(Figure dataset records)
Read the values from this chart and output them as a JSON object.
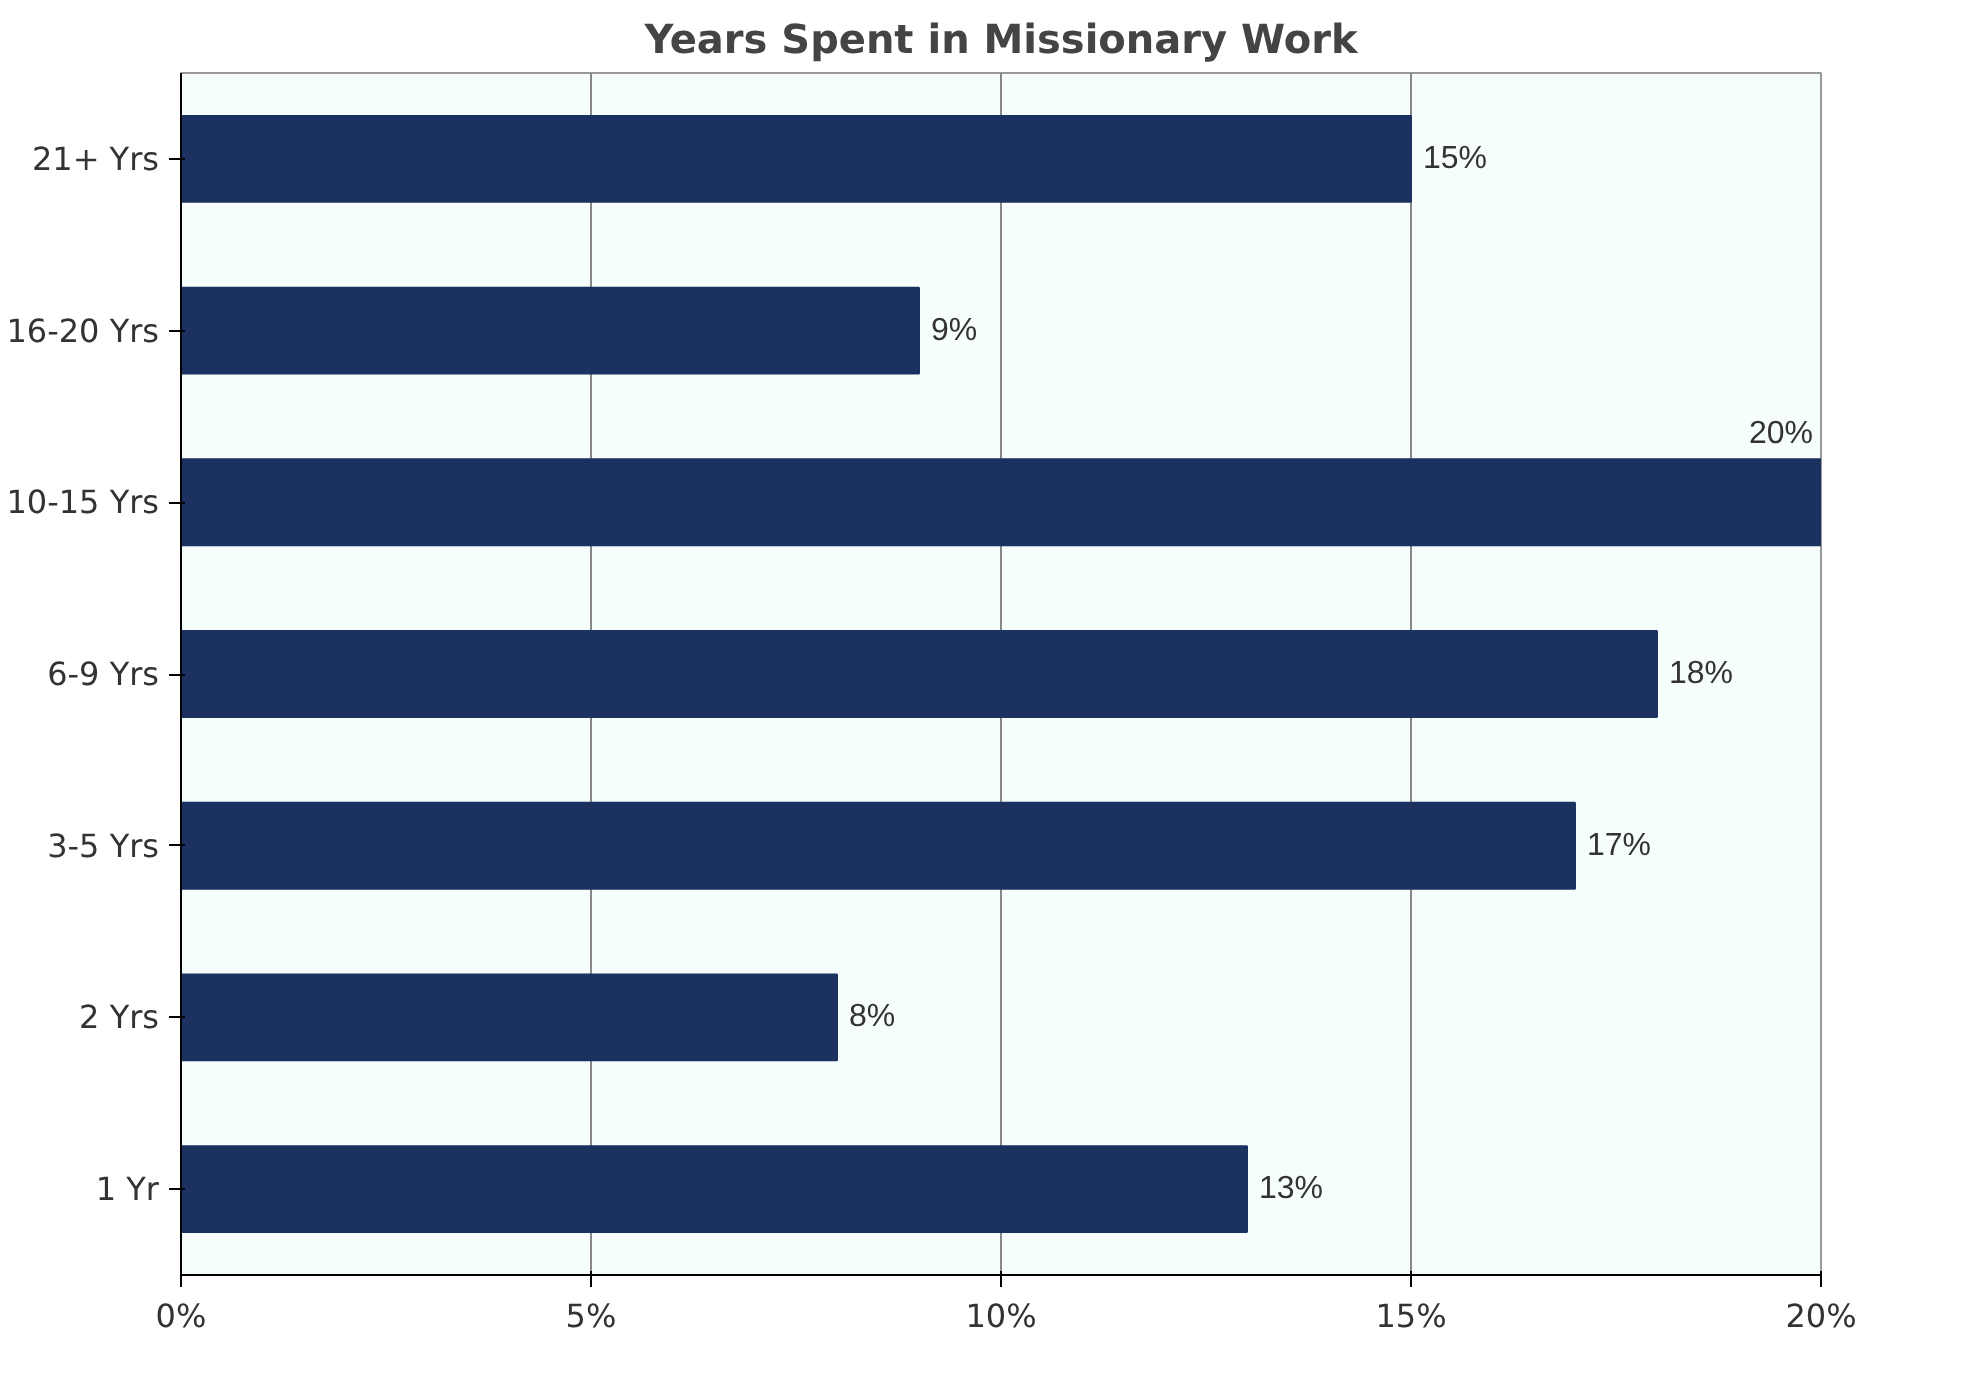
{
  "chart_data": {
    "type": "bar",
    "orientation": "horizontal",
    "title": "Years Spent in Missionary Work",
    "categories": [
      "21+ Yrs",
      "16-20 Yrs",
      "10-15 Yrs",
      "6-9 Yrs",
      "3-5 Yrs",
      "2 Yrs",
      "1 Yr"
    ],
    "values": [
      15,
      9,
      20,
      18,
      17,
      8,
      13
    ],
    "value_labels": [
      "15%",
      "9%",
      "20%",
      "18%",
      "17%",
      "8%",
      "13%"
    ],
    "color": "#1b3260",
    "xlim": [
      0,
      20
    ],
    "xticks": [
      {
        "value": 0,
        "label": "0%"
      },
      {
        "value": 5,
        "label": "5%"
      },
      {
        "value": 10,
        "label": "10%"
      },
      {
        "value": 15,
        "label": "15%"
      },
      {
        "value": 20,
        "label": "20%"
      }
    ],
    "grid": "x"
  }
}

▶ _STATED GOAL_
Gather, from the listing above, every line carrying the word "values".

▶ _WORKED ANSWER_
Read the values from this chart and output them as a JSON object.
    "values": [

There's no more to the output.